Given data:
▽

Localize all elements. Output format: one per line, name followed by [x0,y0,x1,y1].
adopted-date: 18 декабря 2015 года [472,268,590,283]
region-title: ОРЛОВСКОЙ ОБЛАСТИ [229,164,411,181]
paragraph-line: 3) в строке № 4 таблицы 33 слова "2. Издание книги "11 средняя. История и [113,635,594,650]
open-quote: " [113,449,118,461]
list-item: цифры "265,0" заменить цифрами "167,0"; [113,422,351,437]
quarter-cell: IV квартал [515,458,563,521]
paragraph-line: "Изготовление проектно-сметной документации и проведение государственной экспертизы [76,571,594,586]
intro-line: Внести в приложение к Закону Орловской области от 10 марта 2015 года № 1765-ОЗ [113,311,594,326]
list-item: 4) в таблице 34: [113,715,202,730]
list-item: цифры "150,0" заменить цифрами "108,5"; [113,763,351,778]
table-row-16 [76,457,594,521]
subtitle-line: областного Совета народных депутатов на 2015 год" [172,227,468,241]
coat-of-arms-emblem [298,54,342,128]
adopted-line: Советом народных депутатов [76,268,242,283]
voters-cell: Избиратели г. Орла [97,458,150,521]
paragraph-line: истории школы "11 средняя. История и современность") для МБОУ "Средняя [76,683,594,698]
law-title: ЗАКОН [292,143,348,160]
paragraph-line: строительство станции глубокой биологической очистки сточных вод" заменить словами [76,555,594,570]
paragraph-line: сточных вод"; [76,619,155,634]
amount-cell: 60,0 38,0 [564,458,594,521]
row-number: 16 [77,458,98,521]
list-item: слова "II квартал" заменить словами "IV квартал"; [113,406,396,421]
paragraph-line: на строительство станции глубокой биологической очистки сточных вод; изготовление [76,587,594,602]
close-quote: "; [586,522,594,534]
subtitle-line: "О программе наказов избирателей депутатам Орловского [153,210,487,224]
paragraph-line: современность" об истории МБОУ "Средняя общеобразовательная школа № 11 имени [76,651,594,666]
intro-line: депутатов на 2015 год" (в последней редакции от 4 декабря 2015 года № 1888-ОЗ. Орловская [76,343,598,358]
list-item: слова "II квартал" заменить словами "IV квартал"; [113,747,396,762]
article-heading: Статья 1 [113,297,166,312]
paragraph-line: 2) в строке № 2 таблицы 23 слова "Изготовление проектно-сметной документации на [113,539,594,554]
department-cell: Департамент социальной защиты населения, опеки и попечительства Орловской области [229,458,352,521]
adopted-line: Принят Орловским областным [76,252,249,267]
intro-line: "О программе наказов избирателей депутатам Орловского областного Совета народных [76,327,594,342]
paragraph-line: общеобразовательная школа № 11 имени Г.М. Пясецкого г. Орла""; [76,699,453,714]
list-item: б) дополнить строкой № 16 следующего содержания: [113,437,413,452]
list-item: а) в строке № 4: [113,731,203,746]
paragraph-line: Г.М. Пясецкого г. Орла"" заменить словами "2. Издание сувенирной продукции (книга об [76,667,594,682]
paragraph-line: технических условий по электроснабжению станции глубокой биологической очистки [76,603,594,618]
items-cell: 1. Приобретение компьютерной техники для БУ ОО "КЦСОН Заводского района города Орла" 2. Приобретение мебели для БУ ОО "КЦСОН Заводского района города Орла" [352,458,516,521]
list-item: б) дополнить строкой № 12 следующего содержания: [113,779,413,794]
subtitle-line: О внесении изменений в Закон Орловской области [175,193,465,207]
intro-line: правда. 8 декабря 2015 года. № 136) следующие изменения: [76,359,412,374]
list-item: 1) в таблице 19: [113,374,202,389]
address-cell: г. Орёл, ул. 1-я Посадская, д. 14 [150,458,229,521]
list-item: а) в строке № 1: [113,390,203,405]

△

What the exercise asks: Pull out every line of the entries above that contains the word "Орловского", matching its case exactly.

Task output:
subtitle-line: "О программе наказов избирателей депутатам Орловского [153,210,487,224]
intro-line: "О программе наказов избирателей депутатам Орловского областного Совета народных [76,327,594,342]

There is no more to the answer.